● THE TASK: Lines containing the word "source" are the ones to copy from the records below.

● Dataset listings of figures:
________________________________________

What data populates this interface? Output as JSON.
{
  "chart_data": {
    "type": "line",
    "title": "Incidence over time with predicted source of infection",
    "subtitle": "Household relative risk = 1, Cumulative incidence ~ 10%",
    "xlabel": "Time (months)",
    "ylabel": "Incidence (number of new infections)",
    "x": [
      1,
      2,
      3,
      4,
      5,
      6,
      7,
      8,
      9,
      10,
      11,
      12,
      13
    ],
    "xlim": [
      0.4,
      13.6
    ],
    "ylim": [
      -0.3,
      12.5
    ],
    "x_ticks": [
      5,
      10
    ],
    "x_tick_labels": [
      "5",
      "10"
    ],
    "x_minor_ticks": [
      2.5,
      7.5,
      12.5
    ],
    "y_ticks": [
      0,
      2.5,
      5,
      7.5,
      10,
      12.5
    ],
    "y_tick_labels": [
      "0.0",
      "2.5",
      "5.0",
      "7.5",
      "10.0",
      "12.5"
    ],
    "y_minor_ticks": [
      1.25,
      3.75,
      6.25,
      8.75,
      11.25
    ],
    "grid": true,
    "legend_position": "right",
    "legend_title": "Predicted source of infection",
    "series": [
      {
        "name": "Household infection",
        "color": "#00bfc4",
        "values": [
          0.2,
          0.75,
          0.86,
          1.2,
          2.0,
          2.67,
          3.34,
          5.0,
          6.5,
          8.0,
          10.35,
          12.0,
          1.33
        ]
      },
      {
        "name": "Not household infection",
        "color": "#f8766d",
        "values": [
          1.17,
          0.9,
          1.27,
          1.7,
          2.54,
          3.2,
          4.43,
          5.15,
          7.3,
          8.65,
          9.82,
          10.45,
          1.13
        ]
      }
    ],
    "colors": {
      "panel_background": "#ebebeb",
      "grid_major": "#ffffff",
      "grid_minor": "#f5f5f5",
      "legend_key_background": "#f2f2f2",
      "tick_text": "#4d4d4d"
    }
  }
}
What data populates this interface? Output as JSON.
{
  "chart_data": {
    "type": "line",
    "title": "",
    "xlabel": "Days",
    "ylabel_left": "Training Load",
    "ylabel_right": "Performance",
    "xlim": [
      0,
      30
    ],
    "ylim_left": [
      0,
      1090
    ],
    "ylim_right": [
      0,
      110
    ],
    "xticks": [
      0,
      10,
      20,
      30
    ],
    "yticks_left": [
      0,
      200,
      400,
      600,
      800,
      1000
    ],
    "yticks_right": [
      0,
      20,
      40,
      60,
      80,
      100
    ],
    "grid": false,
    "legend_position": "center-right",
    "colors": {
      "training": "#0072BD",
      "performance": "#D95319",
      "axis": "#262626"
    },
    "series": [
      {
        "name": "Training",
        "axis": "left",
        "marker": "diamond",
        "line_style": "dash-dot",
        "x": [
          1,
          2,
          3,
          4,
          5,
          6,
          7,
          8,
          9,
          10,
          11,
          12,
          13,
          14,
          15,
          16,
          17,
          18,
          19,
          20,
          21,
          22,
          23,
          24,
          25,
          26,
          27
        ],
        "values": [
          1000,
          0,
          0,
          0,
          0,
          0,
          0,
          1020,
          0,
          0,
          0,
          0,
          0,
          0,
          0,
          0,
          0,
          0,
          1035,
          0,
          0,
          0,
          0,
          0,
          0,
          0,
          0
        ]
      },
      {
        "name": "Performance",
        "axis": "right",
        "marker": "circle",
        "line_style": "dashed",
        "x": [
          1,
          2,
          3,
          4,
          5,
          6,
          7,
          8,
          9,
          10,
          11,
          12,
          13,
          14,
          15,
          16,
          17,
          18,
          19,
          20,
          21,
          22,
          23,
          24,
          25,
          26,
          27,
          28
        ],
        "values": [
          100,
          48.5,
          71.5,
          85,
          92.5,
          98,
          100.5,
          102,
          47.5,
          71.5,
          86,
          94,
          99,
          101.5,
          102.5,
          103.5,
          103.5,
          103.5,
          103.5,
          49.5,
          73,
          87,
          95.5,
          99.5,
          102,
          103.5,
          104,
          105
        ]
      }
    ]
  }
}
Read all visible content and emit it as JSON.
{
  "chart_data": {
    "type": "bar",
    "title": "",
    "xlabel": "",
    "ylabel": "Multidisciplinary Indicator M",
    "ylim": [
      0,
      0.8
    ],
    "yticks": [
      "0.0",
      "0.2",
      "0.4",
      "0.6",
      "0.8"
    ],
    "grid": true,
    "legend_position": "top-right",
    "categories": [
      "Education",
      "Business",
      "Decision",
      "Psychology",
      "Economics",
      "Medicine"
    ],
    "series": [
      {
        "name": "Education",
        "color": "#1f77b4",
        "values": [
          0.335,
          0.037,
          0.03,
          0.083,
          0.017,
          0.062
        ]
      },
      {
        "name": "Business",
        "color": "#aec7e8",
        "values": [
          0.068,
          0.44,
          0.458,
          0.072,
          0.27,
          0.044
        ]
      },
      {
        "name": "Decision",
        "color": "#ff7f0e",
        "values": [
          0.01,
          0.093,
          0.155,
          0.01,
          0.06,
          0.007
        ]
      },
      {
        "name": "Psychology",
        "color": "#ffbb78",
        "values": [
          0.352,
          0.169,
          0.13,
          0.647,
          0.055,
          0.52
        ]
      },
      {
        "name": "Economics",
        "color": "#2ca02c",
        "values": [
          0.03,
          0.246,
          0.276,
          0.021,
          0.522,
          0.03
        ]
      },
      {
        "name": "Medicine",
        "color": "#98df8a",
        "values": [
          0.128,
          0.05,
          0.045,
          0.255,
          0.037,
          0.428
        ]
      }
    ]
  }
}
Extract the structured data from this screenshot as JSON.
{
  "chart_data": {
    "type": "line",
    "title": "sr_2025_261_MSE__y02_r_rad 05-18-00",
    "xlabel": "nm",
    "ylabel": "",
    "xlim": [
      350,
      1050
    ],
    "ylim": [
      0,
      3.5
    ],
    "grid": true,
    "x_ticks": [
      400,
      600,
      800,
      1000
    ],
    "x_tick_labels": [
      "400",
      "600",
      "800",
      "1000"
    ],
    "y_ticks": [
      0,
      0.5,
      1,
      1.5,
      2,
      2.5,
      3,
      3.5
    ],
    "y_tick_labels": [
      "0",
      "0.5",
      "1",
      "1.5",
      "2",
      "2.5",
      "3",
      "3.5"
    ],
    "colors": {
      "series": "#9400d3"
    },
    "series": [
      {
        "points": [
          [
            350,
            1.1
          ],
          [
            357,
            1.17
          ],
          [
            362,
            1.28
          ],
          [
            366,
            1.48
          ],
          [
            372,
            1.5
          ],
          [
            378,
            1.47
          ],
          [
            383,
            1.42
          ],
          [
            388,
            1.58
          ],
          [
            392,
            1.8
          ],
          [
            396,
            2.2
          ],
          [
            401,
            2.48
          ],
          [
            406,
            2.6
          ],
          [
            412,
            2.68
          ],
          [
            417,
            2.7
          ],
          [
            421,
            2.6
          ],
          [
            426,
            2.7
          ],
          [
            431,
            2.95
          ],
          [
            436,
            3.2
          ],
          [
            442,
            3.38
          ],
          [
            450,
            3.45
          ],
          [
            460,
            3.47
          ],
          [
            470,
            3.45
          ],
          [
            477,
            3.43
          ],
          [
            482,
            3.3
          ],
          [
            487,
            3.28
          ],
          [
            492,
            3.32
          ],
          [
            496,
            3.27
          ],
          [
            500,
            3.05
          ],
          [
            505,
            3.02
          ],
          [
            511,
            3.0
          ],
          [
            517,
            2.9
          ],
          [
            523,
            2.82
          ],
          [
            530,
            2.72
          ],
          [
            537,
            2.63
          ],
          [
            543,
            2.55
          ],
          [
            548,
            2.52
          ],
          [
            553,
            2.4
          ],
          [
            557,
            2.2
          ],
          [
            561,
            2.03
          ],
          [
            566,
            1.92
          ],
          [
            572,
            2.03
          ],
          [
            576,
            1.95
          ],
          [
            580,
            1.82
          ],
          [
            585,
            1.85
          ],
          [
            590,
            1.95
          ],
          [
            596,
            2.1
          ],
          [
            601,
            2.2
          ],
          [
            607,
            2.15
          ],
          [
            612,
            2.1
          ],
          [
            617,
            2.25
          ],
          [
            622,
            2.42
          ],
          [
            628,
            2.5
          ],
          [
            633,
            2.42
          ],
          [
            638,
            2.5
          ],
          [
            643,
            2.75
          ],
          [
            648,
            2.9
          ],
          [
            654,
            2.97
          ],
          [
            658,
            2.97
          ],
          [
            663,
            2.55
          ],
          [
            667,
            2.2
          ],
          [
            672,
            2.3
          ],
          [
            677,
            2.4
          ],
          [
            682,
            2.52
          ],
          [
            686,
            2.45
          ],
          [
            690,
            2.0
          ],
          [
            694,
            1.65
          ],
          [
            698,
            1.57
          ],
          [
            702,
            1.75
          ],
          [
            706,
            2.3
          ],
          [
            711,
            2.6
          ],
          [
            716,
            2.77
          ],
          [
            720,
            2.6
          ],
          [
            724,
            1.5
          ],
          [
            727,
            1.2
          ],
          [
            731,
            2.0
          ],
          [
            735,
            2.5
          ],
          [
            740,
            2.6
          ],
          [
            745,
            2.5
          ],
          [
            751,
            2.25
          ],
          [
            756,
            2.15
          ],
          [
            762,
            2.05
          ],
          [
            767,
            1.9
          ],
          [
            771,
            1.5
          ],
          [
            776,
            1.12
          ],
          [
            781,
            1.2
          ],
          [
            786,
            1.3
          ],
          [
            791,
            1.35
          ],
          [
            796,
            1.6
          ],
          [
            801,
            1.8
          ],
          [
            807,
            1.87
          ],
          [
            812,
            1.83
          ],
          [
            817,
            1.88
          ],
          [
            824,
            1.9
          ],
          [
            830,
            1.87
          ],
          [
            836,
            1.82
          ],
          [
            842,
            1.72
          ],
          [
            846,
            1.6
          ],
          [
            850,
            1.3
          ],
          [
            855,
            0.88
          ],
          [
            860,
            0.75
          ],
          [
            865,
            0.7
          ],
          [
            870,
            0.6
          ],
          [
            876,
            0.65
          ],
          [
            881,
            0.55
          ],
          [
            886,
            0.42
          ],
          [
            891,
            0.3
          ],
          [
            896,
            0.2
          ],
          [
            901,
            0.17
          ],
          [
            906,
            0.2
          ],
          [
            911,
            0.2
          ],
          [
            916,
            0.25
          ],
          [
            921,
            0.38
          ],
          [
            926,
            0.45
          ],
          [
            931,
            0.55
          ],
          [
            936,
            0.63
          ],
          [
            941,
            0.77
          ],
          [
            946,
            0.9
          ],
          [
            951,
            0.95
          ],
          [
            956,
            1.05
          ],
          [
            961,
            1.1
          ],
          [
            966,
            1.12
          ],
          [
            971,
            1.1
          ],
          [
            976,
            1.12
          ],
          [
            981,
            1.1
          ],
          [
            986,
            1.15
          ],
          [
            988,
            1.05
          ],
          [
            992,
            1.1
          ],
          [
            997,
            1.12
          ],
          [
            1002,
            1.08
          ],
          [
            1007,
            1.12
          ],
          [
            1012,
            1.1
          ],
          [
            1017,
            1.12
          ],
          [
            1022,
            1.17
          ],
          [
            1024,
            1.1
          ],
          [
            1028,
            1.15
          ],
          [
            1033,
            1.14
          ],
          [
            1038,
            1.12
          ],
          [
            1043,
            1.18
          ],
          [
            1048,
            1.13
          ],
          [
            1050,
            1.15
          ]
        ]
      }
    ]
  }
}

________________________________________

● THE SOLUTION:
    "title": "Incidence over time with predicted source of infection",
    "legend_title": "Predicted source of infection",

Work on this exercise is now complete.